> [TASK TO CARRY OUT] What is the number of lines holding the word "Analysis"? Write that number and nothing else.

> [DATA PROVIDED]
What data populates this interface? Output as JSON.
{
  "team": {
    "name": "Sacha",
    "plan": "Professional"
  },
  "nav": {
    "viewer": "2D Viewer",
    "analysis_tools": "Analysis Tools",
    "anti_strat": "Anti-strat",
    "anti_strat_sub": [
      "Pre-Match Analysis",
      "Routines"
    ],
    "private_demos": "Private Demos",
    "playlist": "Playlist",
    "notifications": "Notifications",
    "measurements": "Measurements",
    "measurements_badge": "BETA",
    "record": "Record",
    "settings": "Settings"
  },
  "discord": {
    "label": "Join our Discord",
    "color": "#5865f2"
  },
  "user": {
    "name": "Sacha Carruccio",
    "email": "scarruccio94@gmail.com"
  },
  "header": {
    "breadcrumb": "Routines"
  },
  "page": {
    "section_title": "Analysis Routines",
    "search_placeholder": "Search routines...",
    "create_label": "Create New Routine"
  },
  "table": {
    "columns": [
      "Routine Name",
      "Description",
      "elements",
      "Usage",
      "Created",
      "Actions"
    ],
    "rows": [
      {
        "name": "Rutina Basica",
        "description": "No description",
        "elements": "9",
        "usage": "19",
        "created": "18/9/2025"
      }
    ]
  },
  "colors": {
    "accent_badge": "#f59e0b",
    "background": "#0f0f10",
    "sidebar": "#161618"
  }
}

> [RESULT OF THIS EXERCISE] 3